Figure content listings
[START]
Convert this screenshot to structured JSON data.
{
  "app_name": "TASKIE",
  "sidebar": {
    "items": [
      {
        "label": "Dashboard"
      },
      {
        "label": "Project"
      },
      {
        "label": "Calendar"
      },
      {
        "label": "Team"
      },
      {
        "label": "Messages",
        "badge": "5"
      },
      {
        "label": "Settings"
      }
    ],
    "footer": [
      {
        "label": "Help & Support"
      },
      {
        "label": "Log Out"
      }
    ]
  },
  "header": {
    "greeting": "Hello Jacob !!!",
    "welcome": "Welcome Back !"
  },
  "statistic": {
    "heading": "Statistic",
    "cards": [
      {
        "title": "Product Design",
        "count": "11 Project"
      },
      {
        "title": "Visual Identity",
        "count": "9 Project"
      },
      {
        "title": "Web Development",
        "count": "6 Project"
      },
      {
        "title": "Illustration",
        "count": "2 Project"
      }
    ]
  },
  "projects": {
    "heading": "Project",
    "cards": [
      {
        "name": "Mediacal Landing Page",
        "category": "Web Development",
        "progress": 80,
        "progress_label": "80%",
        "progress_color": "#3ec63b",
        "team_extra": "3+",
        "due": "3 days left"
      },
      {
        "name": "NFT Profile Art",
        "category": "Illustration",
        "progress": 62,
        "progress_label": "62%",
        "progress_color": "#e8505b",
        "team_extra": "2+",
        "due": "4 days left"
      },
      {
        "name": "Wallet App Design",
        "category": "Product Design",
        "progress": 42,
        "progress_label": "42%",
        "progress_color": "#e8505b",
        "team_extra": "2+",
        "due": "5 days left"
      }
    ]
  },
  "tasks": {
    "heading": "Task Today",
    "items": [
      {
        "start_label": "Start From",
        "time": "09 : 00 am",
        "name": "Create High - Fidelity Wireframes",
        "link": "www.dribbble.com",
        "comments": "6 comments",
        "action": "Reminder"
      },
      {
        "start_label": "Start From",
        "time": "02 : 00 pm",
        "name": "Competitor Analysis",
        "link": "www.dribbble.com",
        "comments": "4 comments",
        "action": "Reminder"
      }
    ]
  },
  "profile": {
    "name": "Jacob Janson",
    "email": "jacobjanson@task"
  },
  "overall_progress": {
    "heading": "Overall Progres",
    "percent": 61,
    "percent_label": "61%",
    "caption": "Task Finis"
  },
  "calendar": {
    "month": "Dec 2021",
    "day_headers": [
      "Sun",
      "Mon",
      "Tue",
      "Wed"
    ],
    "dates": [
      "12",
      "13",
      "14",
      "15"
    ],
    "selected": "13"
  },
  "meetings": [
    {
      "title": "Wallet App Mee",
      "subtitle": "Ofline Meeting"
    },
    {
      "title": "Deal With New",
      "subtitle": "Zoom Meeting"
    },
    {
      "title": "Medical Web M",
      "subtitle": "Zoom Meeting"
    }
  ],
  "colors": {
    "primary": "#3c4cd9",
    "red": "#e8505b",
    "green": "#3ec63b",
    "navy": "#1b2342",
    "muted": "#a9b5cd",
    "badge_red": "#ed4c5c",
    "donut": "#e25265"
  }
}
[END]
Written instruction:
Where a line in the material contains "Development", copy that line.

Answer to the exercise:
        "title": "Web Development",
        "category": "Web Development",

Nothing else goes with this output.